* TEXT PROVIDED:
Kenzo has been in China for more than a decade and, having developed a stable department store business in the main cities, is now moving into secondary cities. B.P.I. introduced its Issey Miyake and Jean-Paul Gaultier brands in China two years ago.
“We began in Beijing and Shanghai with limited distribution,” Mr. de Chaudenay said, “building up our counters and our visibility with a flagship strategy: we invest more in the point of sale than in media.” In the next three years, B.P.I. plans to start selling its brands in 160 department stores in China’s 20 biggest cities.
Inefficiencies, bureaucratic complexities and the major capital investments needed for setting up a subsidiary have made partnerships with Chinese distributors the norm.
“For regulation concerns, China is still one of the most difficult countries to register your product,” says Sung Kim, regional director for the Asia Pacific Region for Kenzo Parfums. “You need to register for both sales and hygiene. It takes about two months per product, and there is no guarantee that approval will be granted by the authorities.”

* RECORDED DATA:

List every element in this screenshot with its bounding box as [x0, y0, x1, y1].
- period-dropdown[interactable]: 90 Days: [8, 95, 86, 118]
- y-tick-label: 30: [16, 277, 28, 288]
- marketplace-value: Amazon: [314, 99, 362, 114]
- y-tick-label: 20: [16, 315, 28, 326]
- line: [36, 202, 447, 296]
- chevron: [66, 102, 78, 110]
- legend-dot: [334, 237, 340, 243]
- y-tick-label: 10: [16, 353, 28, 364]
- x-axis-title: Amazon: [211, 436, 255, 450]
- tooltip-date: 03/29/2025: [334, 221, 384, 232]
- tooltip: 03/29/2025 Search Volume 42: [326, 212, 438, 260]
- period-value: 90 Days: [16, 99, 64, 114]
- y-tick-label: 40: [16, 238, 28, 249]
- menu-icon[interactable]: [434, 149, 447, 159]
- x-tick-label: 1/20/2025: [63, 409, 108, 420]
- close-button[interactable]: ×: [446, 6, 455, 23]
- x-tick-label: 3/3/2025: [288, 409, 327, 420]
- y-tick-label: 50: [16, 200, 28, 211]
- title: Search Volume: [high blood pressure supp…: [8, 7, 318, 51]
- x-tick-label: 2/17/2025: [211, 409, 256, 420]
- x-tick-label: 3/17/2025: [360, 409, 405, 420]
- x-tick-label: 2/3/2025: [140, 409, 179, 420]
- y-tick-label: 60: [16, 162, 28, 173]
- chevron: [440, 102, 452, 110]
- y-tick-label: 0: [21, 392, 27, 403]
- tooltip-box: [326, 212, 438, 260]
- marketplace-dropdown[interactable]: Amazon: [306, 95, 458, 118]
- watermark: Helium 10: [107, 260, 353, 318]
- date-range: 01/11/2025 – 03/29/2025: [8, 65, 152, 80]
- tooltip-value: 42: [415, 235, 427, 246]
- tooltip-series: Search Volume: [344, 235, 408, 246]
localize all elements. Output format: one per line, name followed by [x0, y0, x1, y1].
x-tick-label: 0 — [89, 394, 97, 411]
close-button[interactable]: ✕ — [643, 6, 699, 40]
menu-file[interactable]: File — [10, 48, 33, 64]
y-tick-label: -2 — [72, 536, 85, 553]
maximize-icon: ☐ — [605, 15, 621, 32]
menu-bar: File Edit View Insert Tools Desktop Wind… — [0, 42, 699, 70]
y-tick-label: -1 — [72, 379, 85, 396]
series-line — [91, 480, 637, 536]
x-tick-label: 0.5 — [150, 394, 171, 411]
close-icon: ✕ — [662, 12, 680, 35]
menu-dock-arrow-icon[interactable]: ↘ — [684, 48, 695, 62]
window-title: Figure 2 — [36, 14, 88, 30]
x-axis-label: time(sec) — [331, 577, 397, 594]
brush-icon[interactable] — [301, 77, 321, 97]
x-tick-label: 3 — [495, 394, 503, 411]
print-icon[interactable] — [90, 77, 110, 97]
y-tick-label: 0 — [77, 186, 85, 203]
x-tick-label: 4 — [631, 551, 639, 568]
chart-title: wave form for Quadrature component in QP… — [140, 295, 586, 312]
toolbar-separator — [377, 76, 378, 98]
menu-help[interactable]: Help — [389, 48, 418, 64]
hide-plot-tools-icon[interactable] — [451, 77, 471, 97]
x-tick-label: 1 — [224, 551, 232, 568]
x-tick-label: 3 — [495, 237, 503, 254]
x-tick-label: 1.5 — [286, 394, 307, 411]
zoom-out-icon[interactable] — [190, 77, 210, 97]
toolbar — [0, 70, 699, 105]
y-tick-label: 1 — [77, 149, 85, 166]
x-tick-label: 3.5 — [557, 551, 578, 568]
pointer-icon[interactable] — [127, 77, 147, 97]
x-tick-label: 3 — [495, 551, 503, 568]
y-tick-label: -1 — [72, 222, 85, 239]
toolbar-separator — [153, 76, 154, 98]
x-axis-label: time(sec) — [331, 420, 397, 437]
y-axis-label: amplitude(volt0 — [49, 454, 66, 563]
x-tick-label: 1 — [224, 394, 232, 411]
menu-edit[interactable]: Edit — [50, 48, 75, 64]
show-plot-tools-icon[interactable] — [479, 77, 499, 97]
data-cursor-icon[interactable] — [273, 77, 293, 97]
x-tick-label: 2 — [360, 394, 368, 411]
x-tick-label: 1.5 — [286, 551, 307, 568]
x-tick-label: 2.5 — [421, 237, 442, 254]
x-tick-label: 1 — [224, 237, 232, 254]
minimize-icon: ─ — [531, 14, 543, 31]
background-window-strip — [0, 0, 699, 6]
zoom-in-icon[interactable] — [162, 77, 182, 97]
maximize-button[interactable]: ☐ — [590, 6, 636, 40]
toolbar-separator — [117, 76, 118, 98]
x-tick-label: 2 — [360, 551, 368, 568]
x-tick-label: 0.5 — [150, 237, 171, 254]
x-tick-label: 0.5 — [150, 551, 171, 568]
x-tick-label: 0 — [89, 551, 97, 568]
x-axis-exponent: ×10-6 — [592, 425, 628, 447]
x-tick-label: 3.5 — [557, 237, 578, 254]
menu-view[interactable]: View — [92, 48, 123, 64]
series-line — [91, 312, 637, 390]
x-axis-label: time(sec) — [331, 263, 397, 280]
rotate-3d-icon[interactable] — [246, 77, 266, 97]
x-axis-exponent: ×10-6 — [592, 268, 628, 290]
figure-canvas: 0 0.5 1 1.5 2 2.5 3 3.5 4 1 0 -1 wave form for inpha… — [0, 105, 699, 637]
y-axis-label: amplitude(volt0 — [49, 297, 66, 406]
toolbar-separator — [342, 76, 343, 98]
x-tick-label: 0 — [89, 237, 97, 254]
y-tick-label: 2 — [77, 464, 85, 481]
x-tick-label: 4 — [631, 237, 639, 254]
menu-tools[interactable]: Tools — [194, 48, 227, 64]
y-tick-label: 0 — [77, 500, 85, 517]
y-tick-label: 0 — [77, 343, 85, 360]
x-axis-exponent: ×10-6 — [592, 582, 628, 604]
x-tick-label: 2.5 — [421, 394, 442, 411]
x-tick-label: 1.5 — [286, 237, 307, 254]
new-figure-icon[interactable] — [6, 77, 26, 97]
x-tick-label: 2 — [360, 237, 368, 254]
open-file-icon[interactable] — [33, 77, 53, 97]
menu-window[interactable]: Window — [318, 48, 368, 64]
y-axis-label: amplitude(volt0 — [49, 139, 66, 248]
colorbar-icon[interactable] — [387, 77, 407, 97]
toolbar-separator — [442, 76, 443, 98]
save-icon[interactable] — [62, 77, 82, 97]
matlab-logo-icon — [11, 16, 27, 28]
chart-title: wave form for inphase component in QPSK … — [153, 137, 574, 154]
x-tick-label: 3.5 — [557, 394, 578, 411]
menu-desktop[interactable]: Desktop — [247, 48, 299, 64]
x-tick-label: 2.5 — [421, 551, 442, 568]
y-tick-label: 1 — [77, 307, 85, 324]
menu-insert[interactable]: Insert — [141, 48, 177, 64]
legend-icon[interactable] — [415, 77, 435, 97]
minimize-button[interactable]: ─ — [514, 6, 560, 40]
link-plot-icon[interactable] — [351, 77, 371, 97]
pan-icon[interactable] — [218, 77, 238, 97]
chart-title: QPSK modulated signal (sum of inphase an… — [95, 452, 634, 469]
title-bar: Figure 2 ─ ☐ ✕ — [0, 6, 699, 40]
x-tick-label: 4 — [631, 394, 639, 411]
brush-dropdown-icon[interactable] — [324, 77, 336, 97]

* ACTIVITY:
Return the passage about Kenzo and B.P.I. selling fragrance brands in China, unchanged from start to finish.

* ANSWER TO THE EXERCISE:
Kenzo has been in China for more than a decade and, having developed a stable department store business in the main cities, is now moving into secondary cities. B.P.I. introduced its Issey Miyake and Jean-Paul Gaultier brands in China two years ago.
“We began in Beijing and Shanghai with limited distribution,” Mr. de Chaudenay said, “building up our counters and our visibility with a flagship strategy: we invest more in the point of sale than in media.” In the next three years, B.P.I. plans to start selling its brands in 160 department stores in China’s 20 biggest cities.
Inefficiencies, bureaucratic complexities and the major capital investments needed for setting up a subsidiary have made partnerships with Chinese distributors the norm.
“For regulation concerns, China is still one of the most difficult countries to register your product,” says Sung Kim, regional director for the Asia Pacific Region for Kenzo Parfums. “You need to register for both sales and hygiene. It takes about two months per product, and there is no guarantee that approval will be granted by the authorities.”